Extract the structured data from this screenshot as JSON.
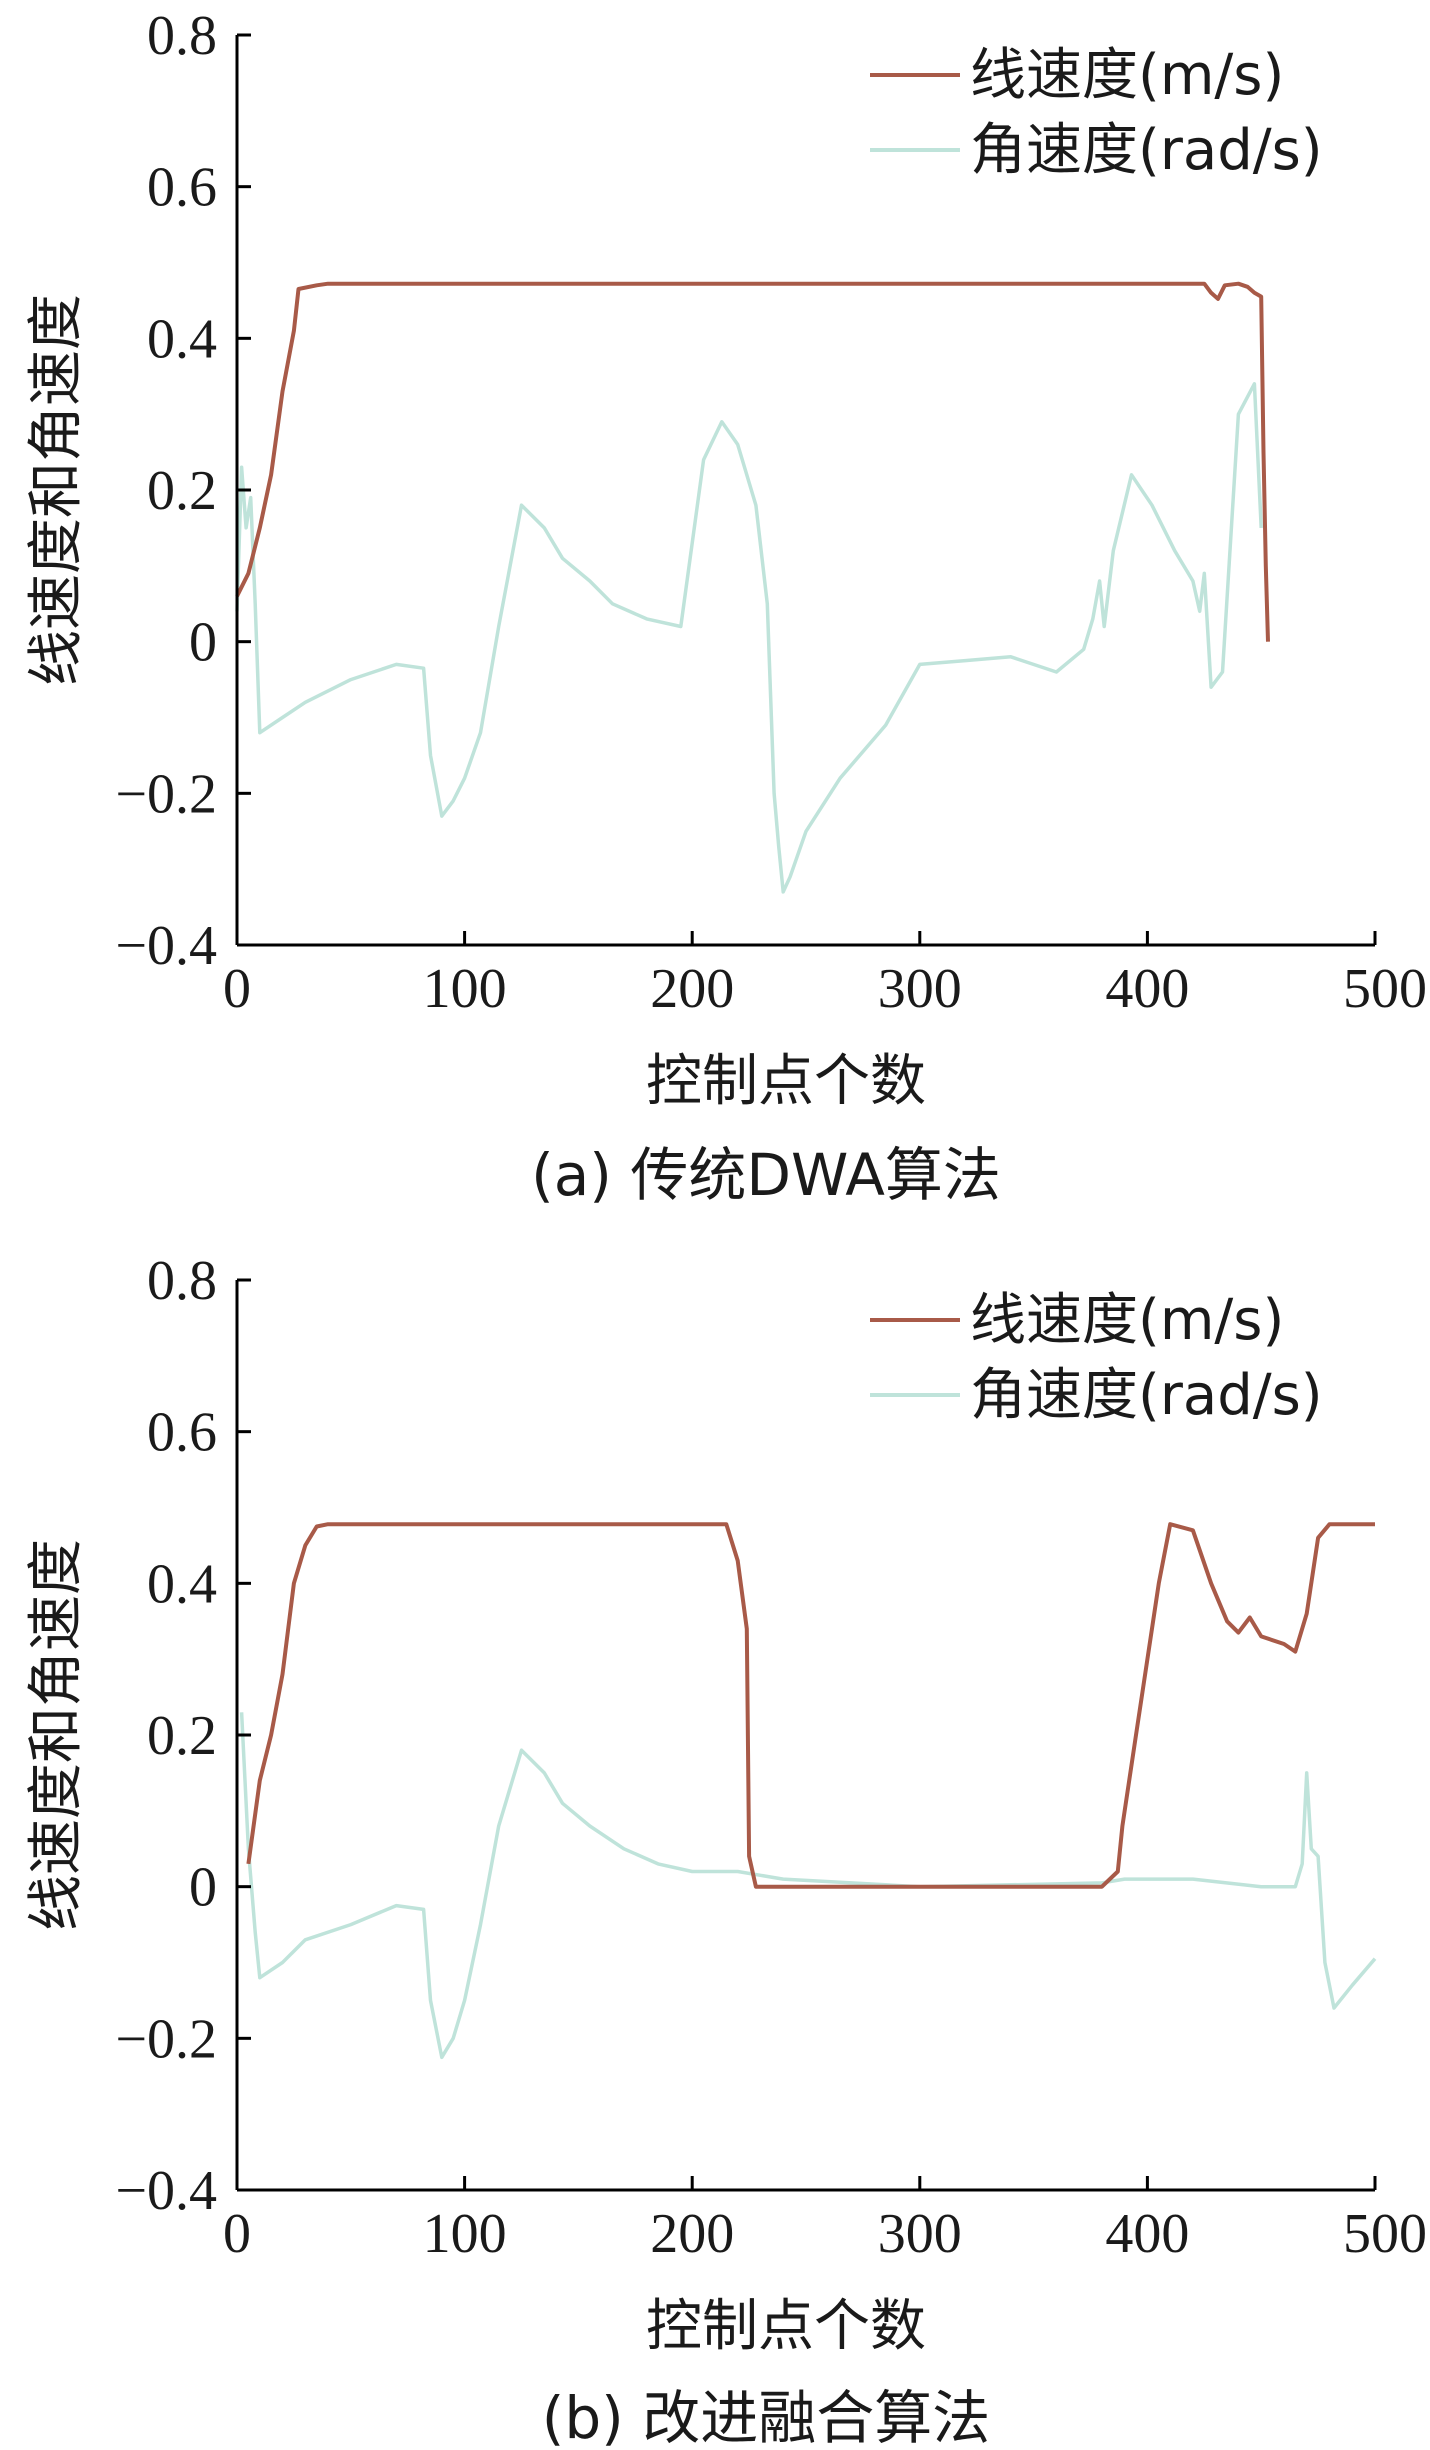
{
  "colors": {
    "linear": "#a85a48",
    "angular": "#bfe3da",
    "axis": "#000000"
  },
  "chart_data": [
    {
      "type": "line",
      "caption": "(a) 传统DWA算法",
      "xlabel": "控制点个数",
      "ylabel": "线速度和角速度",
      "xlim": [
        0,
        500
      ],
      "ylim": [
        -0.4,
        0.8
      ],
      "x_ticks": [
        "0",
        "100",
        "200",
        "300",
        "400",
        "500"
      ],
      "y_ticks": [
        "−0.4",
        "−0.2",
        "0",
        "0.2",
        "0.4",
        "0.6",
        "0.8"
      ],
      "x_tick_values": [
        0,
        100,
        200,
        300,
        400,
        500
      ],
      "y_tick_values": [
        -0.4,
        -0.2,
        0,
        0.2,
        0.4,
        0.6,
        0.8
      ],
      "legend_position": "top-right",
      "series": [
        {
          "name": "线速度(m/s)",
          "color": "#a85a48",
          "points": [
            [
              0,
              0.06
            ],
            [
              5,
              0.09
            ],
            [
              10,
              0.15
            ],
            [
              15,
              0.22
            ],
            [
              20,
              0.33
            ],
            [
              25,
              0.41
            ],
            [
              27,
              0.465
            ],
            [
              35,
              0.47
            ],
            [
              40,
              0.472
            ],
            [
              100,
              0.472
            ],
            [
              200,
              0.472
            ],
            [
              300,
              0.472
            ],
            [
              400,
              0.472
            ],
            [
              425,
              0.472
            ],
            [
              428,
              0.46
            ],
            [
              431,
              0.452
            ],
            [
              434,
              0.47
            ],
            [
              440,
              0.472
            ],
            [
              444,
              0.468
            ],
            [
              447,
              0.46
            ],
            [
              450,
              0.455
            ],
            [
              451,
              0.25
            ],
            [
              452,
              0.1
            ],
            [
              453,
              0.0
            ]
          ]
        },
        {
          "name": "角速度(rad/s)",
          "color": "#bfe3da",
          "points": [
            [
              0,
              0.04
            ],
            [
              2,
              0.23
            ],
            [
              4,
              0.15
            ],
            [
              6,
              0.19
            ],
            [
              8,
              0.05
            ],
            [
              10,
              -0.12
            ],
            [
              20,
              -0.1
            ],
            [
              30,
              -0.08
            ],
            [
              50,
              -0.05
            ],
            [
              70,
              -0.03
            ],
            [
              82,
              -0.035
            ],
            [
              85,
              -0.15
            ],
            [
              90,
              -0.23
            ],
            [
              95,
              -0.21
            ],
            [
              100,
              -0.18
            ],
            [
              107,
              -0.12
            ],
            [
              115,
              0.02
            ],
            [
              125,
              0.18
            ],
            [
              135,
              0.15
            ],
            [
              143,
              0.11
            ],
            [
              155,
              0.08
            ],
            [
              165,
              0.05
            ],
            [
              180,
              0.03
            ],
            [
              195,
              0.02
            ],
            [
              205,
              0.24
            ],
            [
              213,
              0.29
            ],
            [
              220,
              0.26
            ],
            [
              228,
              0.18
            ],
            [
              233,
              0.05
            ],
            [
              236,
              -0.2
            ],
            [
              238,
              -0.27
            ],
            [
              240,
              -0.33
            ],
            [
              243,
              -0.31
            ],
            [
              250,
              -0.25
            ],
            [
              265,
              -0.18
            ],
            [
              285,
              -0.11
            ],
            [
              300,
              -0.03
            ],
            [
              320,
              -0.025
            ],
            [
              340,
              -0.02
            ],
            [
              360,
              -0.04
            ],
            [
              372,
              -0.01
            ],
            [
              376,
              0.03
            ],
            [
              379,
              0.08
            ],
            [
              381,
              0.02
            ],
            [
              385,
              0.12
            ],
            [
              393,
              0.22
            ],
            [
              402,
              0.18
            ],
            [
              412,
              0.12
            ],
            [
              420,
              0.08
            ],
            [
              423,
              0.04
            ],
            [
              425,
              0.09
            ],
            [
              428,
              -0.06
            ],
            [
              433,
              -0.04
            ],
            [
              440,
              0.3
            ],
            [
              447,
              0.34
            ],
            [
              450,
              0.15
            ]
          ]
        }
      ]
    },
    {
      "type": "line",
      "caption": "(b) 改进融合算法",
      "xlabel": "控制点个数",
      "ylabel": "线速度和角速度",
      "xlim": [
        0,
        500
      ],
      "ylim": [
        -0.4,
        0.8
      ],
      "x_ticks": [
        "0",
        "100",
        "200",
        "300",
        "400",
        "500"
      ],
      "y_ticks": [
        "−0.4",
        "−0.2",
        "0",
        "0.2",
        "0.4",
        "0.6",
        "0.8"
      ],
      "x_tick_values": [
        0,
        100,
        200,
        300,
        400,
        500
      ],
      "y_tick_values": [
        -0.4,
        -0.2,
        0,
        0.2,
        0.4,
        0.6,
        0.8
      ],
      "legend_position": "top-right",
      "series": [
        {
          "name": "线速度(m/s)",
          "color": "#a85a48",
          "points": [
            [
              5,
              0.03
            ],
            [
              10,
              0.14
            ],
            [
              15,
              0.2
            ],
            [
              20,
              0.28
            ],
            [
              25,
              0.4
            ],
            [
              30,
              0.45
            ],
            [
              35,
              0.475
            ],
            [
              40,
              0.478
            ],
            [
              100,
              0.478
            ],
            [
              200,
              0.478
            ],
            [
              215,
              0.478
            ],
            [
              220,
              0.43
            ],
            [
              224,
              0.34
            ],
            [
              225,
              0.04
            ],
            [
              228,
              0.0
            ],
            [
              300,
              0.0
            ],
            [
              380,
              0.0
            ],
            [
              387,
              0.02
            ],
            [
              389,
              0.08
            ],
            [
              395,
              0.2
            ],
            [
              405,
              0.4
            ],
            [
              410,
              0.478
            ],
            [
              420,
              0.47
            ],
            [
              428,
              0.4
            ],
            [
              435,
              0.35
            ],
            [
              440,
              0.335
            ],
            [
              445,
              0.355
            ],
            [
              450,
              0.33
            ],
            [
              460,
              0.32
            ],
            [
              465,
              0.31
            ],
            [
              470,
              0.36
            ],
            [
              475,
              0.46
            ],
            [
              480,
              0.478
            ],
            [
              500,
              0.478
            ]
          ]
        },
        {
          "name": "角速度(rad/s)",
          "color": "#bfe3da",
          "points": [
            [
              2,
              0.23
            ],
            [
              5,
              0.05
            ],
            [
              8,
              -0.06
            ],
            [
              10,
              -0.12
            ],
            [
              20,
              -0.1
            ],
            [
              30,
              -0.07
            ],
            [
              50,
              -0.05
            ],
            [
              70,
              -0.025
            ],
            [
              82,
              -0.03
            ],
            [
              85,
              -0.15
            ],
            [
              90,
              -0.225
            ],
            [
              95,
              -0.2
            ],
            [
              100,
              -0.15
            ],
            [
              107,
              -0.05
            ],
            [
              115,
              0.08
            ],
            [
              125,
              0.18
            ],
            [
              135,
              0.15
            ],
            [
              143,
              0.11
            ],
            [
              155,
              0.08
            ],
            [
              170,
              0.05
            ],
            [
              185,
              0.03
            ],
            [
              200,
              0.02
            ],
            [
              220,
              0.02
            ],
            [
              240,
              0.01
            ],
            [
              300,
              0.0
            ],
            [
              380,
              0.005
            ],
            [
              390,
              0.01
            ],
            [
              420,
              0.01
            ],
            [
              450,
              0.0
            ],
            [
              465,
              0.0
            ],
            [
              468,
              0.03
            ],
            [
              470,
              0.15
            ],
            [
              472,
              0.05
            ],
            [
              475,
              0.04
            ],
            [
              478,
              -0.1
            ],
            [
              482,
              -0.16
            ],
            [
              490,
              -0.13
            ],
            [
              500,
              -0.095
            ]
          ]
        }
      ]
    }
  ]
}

==*==

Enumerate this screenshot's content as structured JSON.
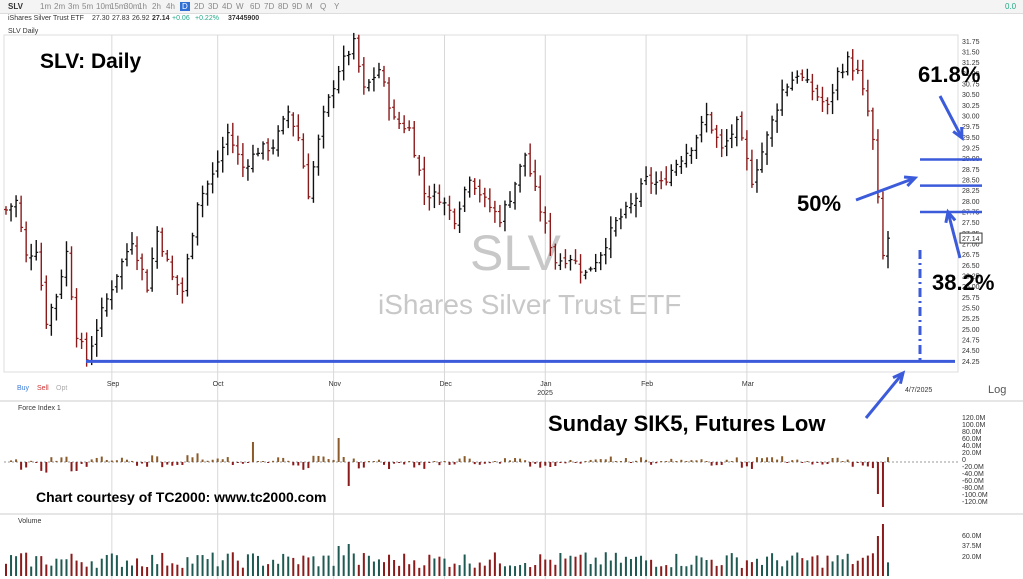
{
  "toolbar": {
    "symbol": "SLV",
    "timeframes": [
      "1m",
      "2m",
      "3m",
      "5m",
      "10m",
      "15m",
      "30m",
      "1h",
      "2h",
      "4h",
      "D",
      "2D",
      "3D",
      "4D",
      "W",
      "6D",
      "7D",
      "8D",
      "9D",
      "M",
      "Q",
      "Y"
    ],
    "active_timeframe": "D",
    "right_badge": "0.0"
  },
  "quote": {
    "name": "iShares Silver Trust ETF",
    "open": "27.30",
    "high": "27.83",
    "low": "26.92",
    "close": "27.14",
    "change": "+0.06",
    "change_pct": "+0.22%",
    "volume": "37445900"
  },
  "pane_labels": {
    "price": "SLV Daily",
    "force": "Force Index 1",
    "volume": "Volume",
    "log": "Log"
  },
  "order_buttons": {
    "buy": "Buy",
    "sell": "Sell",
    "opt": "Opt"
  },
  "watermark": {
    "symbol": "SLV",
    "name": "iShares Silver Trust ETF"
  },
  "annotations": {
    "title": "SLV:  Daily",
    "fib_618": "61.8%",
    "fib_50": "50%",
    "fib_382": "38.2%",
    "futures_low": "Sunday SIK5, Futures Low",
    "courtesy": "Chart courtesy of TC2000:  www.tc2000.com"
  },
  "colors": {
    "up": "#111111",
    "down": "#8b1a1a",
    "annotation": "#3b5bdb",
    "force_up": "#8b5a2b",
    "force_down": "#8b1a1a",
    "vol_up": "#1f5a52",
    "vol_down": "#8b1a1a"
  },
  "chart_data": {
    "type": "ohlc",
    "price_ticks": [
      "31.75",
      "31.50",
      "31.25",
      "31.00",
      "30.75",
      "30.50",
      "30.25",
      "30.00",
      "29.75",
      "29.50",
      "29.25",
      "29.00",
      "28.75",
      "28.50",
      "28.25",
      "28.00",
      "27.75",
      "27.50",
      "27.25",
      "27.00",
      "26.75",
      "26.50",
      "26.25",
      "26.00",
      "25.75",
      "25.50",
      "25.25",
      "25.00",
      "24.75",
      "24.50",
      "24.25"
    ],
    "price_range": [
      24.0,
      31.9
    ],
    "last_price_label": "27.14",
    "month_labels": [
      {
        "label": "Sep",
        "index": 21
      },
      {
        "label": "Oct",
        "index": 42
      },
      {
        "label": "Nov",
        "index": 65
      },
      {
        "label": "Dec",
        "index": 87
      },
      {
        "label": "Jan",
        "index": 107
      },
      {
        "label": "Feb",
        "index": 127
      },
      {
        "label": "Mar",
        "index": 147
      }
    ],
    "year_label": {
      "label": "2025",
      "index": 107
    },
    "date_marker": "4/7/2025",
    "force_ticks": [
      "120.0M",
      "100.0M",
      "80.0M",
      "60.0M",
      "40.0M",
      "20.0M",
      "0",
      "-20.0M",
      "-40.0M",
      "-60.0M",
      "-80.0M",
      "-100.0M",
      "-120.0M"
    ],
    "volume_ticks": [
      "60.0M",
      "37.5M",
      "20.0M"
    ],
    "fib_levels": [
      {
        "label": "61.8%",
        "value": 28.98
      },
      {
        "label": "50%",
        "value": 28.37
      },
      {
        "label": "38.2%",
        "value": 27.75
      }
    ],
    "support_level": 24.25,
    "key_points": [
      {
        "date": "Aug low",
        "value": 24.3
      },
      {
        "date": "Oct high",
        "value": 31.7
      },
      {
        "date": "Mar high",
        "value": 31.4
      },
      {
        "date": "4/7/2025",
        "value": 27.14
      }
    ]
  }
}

==*==

Identify each line in the records above containing the word "high"; copy those lines.

    "high": "27.83",
        "date": "Oct high",
        "date": "Mar high",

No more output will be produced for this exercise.